__What you are asked to do__. Can you give all the records again without altering a single character?

__Dataset content__.

● ● ● ● ● ● ●

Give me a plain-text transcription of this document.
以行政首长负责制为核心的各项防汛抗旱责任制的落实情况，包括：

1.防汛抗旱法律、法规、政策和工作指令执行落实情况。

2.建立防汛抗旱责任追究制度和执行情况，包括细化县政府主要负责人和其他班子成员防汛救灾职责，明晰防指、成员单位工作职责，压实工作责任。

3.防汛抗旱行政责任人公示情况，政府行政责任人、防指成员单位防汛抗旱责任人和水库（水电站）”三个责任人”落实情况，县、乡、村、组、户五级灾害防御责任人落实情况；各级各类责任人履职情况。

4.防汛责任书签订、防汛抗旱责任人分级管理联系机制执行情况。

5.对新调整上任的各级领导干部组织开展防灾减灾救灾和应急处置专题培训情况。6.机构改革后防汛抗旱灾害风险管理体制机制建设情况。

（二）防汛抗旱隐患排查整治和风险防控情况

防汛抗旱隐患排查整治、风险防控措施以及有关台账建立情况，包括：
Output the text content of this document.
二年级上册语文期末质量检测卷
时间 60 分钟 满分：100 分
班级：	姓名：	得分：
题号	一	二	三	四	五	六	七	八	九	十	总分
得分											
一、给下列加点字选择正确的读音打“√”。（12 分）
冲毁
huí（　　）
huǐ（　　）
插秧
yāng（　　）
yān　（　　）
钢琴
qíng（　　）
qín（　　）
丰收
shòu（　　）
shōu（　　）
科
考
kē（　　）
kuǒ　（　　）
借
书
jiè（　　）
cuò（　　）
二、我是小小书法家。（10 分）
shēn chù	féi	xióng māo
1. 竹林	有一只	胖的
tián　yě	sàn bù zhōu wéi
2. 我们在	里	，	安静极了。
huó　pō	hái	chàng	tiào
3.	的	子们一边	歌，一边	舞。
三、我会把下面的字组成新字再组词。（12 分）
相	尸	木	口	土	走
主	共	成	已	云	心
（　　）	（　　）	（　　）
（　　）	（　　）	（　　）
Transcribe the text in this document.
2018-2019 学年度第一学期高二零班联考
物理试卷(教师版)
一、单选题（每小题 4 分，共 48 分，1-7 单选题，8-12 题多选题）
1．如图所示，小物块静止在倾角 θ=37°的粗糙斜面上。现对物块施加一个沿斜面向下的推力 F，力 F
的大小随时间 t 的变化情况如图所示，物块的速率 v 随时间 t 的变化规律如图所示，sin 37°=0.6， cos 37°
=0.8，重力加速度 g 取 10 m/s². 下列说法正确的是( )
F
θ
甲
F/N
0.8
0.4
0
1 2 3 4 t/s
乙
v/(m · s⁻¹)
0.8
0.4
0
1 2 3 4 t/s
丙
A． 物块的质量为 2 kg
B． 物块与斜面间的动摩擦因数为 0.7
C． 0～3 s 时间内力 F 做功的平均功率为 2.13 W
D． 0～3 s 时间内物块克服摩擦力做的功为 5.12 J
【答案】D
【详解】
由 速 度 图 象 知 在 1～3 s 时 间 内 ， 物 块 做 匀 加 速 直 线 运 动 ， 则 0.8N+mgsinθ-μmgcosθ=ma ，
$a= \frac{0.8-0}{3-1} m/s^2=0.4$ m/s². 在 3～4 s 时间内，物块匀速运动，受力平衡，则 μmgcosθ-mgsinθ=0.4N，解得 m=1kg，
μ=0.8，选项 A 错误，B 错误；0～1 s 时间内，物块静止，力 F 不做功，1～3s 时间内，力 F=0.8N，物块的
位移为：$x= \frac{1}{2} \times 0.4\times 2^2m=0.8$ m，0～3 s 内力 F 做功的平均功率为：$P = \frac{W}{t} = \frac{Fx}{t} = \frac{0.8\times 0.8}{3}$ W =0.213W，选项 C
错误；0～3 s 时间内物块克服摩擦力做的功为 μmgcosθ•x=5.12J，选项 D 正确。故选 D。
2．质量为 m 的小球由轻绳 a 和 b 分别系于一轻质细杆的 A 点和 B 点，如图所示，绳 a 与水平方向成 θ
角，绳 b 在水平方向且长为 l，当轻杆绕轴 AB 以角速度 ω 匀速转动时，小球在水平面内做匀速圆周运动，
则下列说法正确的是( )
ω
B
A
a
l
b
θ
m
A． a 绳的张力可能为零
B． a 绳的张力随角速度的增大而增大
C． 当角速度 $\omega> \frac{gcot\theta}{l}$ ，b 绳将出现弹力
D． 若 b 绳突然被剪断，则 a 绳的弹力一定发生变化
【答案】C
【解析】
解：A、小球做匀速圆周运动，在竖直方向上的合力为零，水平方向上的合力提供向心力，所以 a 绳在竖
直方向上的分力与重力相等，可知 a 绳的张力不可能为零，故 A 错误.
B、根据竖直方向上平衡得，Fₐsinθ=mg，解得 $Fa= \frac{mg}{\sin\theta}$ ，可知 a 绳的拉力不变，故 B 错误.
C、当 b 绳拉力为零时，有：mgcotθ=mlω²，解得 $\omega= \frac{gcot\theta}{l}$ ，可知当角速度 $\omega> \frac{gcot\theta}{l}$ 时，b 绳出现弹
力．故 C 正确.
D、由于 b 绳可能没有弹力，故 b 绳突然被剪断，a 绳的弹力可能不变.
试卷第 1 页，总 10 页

● ● ● ● ● ● ●

__Expected answer__.
Give me a plain-text transcription of this document.
以行政首长负责制为核心的各项防汛抗旱责任制的落实情况，包括：

1.防汛抗旱法律、法规、政策和工作指令执行落实情况。

2.建立防汛抗旱责任追究制度和执行情况，包括细化县政府主要负责人和其他班子成员防汛救灾职责，明晰防指、成员单位工作职责，压实工作责任。

3.防汛抗旱行政责任人公示情况，政府行政责任人、防指成员单位防汛抗旱责任人和水库（水电站）”三个责任人”落实情况，县、乡、村、组、户五级灾害防御责任人落实情况；各级各类责任人履职情况。

4.防汛责任书签订、防汛抗旱责任人分级管理联系机制执行情况。

5.对新调整上任的各级领导干部组织开展防灾减灾救灾和应急处置专题培训情况。6.机构改革后防汛抗旱灾害风险管理体制机制建设情况。

（二）防汛抗旱隐患排查整治和风险防控情况

防汛抗旱隐患排查整治、风险防控措施以及有关台账建立情况，包括：
Output the text content of this document.
二年级上册语文期末质量检测卷
时间 60 分钟 满分：100 分
班级：	姓名：	得分：
题号	一	二	三	四	五	六	七	八	九	十	总分
得分											
一、给下列加点字选择正确的读音打“√”。（12 分）
冲毁
huí（　　）
huǐ（　　）
插秧
yāng（　　）
yān　（　　）
钢琴
qíng（　　）
qín（　　）
丰收
shòu（　　）
shōu（　　）
科
考
kē（　　）
kuǒ　（　　）
借
书
jiè（　　）
cuò（　　）
二、我是小小书法家。（10 分）
shēn chù	féi	xióng māo
1. 竹林	有一只	胖的
tián　yě	sàn bù zhōu wéi
2. 我们在	里	，	安静极了。
huó　pō	hái	chàng	tiào
3.	的	子们一边	歌，一边	舞。
三、我会把下面的字组成新字再组词。（12 分）
相	尸	木	口	土	走
主	共	成	已	云	心
（　　）	（　　）	（　　）
（　　）	（　　）	（　　）
Transcribe the text in this document.
2018-2019 学年度第一学期高二零班联考
物理试卷(教师版)
一、单选题（每小题 4 分，共 48 分，1-7 单选题，8-12 题多选题）
1．如图所示，小物块静止在倾角 θ=37°的粗糙斜面上。现对物块施加一个沿斜面向下的推力 F，力 F
的大小随时间 t 的变化情况如图所示，物块的速率 v 随时间 t 的变化规律如图所示，sin 37°=0.6， cos 37°
=0.8，重力加速度 g 取 10 m/s². 下列说法正确的是( )
F
θ
甲
F/N
0.8
0.4
0
1 2 3 4 t/s
乙
v/(m · s⁻¹)
0.8
0.4
0
1 2 3 4 t/s
丙
A． 物块的质量为 2 kg
B． 物块与斜面间的动摩擦因数为 0.7
C． 0～3 s 时间内力 F 做功的平均功率为 2.13 W
D． 0～3 s 时间内物块克服摩擦力做的功为 5.12 J
【答案】D
【详解】
由 速 度 图 象 知 在 1～3 s 时 间 内 ， 物 块 做 匀 加 速 直 线 运 动 ， 则 0.8N+mgsinθ-μmgcosθ=ma ，
$a= \frac{0.8-0}{3-1} m/s^2=0.4$ m/s². 在 3～4 s 时间内，物块匀速运动，受力平衡，则 μmgcosθ-mgsinθ=0.4N，解得 m=1kg，
μ=0.8，选项 A 错误，B 错误；0～1 s 时间内，物块静止，力 F 不做功，1～3s 时间内，力 F=0.8N，物块的
位移为：$x= \frac{1}{2} \times 0.4\times 2^2m=0.8$ m，0～3 s 内力 F 做功的平均功率为：$P = \frac{W}{t} = \frac{Fx}{t} = \frac{0.8\times 0.8}{3}$ W =0.213W，选项 C
错误；0～3 s 时间内物块克服摩擦力做的功为 μmgcosθ•x=5.12J，选项 D 正确。故选 D。
2．质量为 m 的小球由轻绳 a 和 b 分别系于一轻质细杆的 A 点和 B 点，如图所示，绳 a 与水平方向成 θ
角，绳 b 在水平方向且长为 l，当轻杆绕轴 AB 以角速度 ω 匀速转动时，小球在水平面内做匀速圆周运动，
则下列说法正确的是( )
ω
B
A
a
l
b
θ
m
A． a 绳的张力可能为零
B． a 绳的张力随角速度的增大而增大
C． 当角速度 $\omega> \frac{gcot\theta}{l}$ ，b 绳将出现弹力
D． 若 b 绳突然被剪断，则 a 绳的弹力一定发生变化
【答案】C
【解析】
解：A、小球做匀速圆周运动，在竖直方向上的合力为零，水平方向上的合力提供向心力，所以 a 绳在竖
直方向上的分力与重力相等，可知 a 绳的张力不可能为零，故 A 错误.
B、根据竖直方向上平衡得，Fₐsinθ=mg，解得 $Fa= \frac{mg}{\sin\theta}$ ，可知 a 绳的拉力不变，故 B 错误.
C、当 b 绳拉力为零时，有：mgcotθ=mlω²，解得 $\omega= \frac{gcot\theta}{l}$ ，可知当角速度 $\omega> \frac{gcot\theta}{l}$ 时，b 绳出现弹
力．故 C 正确.
D、由于 b 绳可能没有弹力，故 b 绳突然被剪断，a 绳的弹力可能不变.
试卷第 1 页，总 10 页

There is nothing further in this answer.